### Short task:
Extract the full set of records that follows, word for word.

### Material for this task:
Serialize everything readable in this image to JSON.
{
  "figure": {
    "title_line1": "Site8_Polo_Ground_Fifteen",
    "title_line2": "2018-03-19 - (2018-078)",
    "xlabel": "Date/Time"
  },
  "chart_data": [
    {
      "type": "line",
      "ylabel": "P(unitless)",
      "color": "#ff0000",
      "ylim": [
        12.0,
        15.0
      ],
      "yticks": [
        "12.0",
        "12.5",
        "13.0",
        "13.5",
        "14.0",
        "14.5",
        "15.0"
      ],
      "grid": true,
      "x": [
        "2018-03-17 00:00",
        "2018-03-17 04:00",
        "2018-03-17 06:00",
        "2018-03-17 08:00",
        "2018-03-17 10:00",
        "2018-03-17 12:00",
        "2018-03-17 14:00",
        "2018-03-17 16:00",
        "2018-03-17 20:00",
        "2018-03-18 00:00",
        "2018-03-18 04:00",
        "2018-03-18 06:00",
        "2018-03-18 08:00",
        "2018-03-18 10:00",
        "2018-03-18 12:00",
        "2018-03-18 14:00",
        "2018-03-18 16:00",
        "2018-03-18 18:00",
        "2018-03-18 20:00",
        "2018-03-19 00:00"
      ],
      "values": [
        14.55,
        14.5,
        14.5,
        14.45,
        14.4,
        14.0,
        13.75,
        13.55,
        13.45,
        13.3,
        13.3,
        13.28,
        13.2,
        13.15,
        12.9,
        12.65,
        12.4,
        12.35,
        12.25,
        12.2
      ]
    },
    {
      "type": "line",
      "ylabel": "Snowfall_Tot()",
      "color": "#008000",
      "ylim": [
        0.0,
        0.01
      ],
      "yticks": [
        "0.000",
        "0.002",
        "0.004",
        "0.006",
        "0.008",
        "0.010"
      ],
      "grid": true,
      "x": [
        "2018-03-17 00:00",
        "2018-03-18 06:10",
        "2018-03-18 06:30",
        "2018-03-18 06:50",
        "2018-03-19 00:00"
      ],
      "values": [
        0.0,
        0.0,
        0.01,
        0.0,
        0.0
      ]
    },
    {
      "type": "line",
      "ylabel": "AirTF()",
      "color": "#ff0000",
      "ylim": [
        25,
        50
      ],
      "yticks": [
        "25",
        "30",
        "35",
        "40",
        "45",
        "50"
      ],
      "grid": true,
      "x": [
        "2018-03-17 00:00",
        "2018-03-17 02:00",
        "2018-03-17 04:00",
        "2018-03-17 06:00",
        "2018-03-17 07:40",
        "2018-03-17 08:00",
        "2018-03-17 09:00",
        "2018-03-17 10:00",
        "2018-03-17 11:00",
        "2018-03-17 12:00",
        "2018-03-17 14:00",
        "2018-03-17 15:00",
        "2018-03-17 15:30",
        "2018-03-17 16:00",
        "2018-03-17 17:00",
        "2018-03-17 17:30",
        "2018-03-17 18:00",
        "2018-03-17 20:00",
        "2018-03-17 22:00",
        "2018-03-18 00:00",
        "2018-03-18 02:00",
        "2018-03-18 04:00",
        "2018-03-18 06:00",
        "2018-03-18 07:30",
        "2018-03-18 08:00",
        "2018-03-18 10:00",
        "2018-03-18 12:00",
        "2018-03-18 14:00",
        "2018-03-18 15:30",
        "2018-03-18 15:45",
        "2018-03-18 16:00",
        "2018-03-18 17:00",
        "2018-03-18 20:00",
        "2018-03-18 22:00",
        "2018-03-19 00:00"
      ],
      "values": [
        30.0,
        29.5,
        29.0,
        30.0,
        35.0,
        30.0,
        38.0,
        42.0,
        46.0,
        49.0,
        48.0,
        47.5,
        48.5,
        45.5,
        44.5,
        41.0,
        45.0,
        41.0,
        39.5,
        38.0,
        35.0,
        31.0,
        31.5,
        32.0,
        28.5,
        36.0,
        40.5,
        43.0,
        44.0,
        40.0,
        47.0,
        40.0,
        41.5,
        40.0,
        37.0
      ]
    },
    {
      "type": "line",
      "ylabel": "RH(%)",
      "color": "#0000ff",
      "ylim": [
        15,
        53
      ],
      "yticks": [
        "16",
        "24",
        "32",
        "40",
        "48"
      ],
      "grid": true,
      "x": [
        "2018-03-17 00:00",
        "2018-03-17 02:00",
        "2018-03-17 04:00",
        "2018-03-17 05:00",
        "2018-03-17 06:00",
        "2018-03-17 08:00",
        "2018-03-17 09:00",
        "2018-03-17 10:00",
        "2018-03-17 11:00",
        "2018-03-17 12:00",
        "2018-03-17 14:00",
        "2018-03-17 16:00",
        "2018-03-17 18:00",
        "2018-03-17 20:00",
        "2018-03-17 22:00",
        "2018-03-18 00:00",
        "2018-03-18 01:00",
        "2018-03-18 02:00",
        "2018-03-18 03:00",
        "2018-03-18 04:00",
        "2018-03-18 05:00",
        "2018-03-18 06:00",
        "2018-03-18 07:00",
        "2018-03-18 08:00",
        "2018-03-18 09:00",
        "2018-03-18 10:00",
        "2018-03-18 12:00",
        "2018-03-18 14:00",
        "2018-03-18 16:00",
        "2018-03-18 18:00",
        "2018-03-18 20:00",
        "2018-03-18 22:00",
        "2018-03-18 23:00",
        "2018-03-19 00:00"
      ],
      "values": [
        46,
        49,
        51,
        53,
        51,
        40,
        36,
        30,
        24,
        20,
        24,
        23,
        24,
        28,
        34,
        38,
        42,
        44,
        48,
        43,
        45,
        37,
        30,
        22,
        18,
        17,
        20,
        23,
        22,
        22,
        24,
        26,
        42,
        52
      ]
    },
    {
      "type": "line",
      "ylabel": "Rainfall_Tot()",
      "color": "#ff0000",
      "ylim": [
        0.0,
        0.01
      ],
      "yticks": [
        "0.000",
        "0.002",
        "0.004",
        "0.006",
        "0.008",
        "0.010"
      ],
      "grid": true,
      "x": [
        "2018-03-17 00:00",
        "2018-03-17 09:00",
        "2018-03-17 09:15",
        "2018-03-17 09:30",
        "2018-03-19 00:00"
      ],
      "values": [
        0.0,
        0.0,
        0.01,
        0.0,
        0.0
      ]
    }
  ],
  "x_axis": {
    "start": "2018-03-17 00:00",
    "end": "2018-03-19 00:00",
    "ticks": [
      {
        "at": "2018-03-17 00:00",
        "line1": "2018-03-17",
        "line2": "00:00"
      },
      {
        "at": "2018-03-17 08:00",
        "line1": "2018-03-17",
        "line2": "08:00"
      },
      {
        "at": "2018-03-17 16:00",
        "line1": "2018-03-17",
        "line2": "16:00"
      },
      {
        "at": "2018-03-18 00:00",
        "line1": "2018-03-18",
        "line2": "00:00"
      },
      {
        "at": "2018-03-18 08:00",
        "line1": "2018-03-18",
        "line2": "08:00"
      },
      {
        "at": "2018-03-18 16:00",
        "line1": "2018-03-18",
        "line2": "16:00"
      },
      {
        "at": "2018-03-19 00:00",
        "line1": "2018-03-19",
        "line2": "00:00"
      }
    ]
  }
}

### Answer to the problem:
Serialize everything readable in this image to JSON.
{
  "figure": {
    "title_line1": "Site8_Polo_Ground_Fifteen",
    "title_line2": "2018-03-19 - (2018-078)",
    "xlabel": "Date/Time"
  },
  "chart_data": [
    {
      "type": "line",
      "ylabel": "P(unitless)",
      "color": "#ff0000",
      "ylim": [
        12.0,
        15.0
      ],
      "yticks": [
        "12.0",
        "12.5",
        "13.0",
        "13.5",
        "14.0",
        "14.5",
        "15.0"
      ],
      "grid": true,
      "x": [
        "2018-03-17 00:00",
        "2018-03-17 04:00",
        "2018-03-17 06:00",
        "2018-03-17 08:00",
        "2018-03-17 10:00",
        "2018-03-17 12:00",
        "2018-03-17 14:00",
        "2018-03-17 16:00",
        "2018-03-17 20:00",
        "2018-03-18 00:00",
        "2018-03-18 04:00",
        "2018-03-18 06:00",
        "2018-03-18 08:00",
        "2018-03-18 10:00",
        "2018-03-18 12:00",
        "2018-03-18 14:00",
        "2018-03-18 16:00",
        "2018-03-18 18:00",
        "2018-03-18 20:00",
        "2018-03-19 00:00"
      ],
      "values": [
        14.55,
        14.5,
        14.5,
        14.45,
        14.4,
        14.0,
        13.75,
        13.55,
        13.45,
        13.3,
        13.3,
        13.28,
        13.2,
        13.15,
        12.9,
        12.65,
        12.4,
        12.35,
        12.25,
        12.2
      ]
    },
    {
      "type": "line",
      "ylabel": "Snowfall_Tot()",
      "color": "#008000",
      "ylim": [
        0.0,
        0.01
      ],
      "yticks": [
        "0.000",
        "0.002",
        "0.004",
        "0.006",
        "0.008",
        "0.010"
      ],
      "grid": true,
      "x": [
        "2018-03-17 00:00",
        "2018-03-18 06:10",
        "2018-03-18 06:30",
        "2018-03-18 06:50",
        "2018-03-19 00:00"
      ],
      "values": [
        0.0,
        0.0,
        0.01,
        0.0,
        0.0
      ]
    },
    {
      "type": "line",
      "ylabel": "AirTF()",
      "color": "#ff0000",
      "ylim": [
        25,
        50
      ],
      "yticks": [
        "25",
        "30",
        "35",
        "40",
        "45",
        "50"
      ],
      "grid": true,
      "x": [
        "2018-03-17 00:00",
        "2018-03-17 02:00",
        "2018-03-17 04:00",
        "2018-03-17 06:00",
        "2018-03-17 07:40",
        "2018-03-17 08:00",
        "2018-03-17 09:00",
        "2018-03-17 10:00",
        "2018-03-17 11:00",
        "2018-03-17 12:00",
        "2018-03-17 14:00",
        "2018-03-17 15:00",
        "2018-03-17 15:30",
        "2018-03-17 16:00",
        "2018-03-17 17:00",
        "2018-03-17 17:30",
        "2018-03-17 18:00",
        "2018-03-17 20:00",
        "2018-03-17 22:00",
        "2018-03-18 00:00",
        "2018-03-18 02:00",
        "2018-03-18 04:00",
        "2018-03-18 06:00",
        "2018-03-18 07:30",
        "2018-03-18 08:00",
        "2018-03-18 10:00",
        "2018-03-18 12:00",
        "2018-03-18 14:00",
        "2018-03-18 15:30",
        "2018-03-18 15:45",
        "2018-03-18 16:00",
        "2018-03-18 17:00",
        "2018-03-18 20:00",
        "2018-03-18 22:00",
        "2018-03-19 00:00"
      ],
      "values": [
        30.0,
        29.5,
        29.0,
        30.0,
        35.0,
        30.0,
        38.0,
        42.0,
        46.0,
        49.0,
        48.0,
        47.5,
        48.5,
        45.5,
        44.5,
        41.0,
        45.0,
        41.0,
        39.5,
        38.0,
        35.0,
        31.0,
        31.5,
        32.0,
        28.5,
        36.0,
        40.5,
        43.0,
        44.0,
        40.0,
        47.0,
        40.0,
        41.5,
        40.0,
        37.0
      ]
    },
    {
      "type": "line",
      "ylabel": "RH(%)",
      "color": "#0000ff",
      "ylim": [
        15,
        53
      ],
      "yticks": [
        "16",
        "24",
        "32",
        "40",
        "48"
      ],
      "grid": true,
      "x": [
        "2018-03-17 00:00",
        "2018-03-17 02:00",
        "2018-03-17 04:00",
        "2018-03-17 05:00",
        "2018-03-17 06:00",
        "2018-03-17 08:00",
        "2018-03-17 09:00",
        "2018-03-17 10:00",
        "2018-03-17 11:00",
        "2018-03-17 12:00",
        "2018-03-17 14:00",
        "2018-03-17 16:00",
        "2018-03-17 18:00",
        "2018-03-17 20:00",
        "2018-03-17 22:00",
        "2018-03-18 00:00",
        "2018-03-18 01:00",
        "2018-03-18 02:00",
        "2018-03-18 03:00",
        "2018-03-18 04:00",
        "2018-03-18 05:00",
        "2018-03-18 06:00",
        "2018-03-18 07:00",
        "2018-03-18 08:00",
        "2018-03-18 09:00",
        "2018-03-18 10:00",
        "2018-03-18 12:00",
        "2018-03-18 14:00",
        "2018-03-18 16:00",
        "2018-03-18 18:00",
        "2018-03-18 20:00",
        "2018-03-18 22:00",
        "2018-03-18 23:00",
        "2018-03-19 00:00"
      ],
      "values": [
        46,
        49,
        51,
        53,
        51,
        40,
        36,
        30,
        24,
        20,
        24,
        23,
        24,
        28,
        34,
        38,
        42,
        44,
        48,
        43,
        45,
        37,
        30,
        22,
        18,
        17,
        20,
        23,
        22,
        22,
        24,
        26,
        42,
        52
      ]
    },
    {
      "type": "line",
      "ylabel": "Rainfall_Tot()",
      "color": "#ff0000",
      "ylim": [
        0.0,
        0.01
      ],
      "yticks": [
        "0.000",
        "0.002",
        "0.004",
        "0.006",
        "0.008",
        "0.010"
      ],
      "grid": true,
      "x": [
        "2018-03-17 00:00",
        "2018-03-17 09:00",
        "2018-03-17 09:15",
        "2018-03-17 09:30",
        "2018-03-19 00:00"
      ],
      "values": [
        0.0,
        0.0,
        0.01,
        0.0,
        0.0
      ]
    }
  ],
  "x_axis": {
    "start": "2018-03-17 00:00",
    "end": "2018-03-19 00:00",
    "ticks": [
      {
        "at": "2018-03-17 00:00",
        "line1": "2018-03-17",
        "line2": "00:00"
      },
      {
        "at": "2018-03-17 08:00",
        "line1": "2018-03-17",
        "line2": "08:00"
      },
      {
        "at": "2018-03-17 16:00",
        "line1": "2018-03-17",
        "line2": "16:00"
      },
      {
        "at": "2018-03-18 00:00",
        "line1": "2018-03-18",
        "line2": "00:00"
      },
      {
        "at": "2018-03-18 08:00",
        "line1": "2018-03-18",
        "line2": "08:00"
      },
      {
        "at": "2018-03-18 16:00",
        "line1": "2018-03-18",
        "line2": "16:00"
      },
      {
        "at": "2018-03-19 00:00",
        "line1": "2018-03-19",
        "line2": "00:00"
      }
    ]
  }
}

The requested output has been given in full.